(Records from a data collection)
■ ■ ■ ■ ■

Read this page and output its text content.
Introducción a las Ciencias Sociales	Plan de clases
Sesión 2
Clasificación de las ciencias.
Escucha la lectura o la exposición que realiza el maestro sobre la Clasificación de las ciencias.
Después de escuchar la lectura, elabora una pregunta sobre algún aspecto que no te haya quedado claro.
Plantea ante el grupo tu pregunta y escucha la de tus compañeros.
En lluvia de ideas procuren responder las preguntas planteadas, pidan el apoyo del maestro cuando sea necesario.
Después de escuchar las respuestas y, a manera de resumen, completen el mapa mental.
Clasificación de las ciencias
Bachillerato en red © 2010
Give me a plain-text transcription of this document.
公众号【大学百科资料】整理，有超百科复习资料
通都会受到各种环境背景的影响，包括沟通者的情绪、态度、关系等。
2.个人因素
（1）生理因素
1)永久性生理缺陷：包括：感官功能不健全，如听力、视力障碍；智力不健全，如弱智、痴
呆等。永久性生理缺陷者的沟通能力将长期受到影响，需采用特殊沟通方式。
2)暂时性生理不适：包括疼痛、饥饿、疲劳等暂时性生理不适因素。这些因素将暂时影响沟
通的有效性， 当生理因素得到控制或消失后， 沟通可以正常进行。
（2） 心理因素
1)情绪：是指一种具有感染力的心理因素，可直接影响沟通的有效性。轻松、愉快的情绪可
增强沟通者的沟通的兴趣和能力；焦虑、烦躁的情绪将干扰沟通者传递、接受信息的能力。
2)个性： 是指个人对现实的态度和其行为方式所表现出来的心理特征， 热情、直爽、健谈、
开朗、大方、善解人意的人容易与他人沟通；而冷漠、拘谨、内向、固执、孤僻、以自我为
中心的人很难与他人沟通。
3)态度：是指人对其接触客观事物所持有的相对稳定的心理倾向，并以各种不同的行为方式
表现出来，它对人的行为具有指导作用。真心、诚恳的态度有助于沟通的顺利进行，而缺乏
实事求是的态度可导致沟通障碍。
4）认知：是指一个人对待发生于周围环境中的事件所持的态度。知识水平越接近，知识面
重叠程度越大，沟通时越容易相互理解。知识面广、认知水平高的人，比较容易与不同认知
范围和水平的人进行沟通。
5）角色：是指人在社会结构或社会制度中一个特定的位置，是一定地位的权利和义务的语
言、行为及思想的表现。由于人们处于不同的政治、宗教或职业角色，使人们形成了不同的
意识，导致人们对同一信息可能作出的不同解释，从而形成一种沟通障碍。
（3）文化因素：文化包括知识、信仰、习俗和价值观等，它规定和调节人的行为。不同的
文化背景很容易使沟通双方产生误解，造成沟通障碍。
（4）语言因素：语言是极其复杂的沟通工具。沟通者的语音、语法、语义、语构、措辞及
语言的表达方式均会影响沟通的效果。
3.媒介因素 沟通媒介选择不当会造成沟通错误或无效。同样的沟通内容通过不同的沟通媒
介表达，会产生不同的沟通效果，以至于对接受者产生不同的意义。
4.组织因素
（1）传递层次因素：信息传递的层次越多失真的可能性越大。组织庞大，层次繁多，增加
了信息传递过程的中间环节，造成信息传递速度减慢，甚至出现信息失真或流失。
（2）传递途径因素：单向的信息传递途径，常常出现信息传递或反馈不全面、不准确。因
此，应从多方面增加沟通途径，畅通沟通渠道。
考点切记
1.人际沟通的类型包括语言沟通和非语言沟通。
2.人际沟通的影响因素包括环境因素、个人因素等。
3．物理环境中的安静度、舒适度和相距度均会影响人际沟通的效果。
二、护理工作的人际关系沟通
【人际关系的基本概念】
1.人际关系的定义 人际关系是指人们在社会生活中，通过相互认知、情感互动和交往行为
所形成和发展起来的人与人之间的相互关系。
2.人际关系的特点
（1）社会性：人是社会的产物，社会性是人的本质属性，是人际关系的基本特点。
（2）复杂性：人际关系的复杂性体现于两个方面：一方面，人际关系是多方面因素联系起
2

■ ■ ■ ■ ■

→ **To be done**
In the records above, find each line holding "maestro" and copy it.

→ **Exercise response**
Escucha la lectura o la exposición que realiza el maestro sobre la Clasificación de las ciencias.
En lluvia de ideas procuren responder las preguntas planteadas, pidan el apoyo del maestro cuando sea necesario.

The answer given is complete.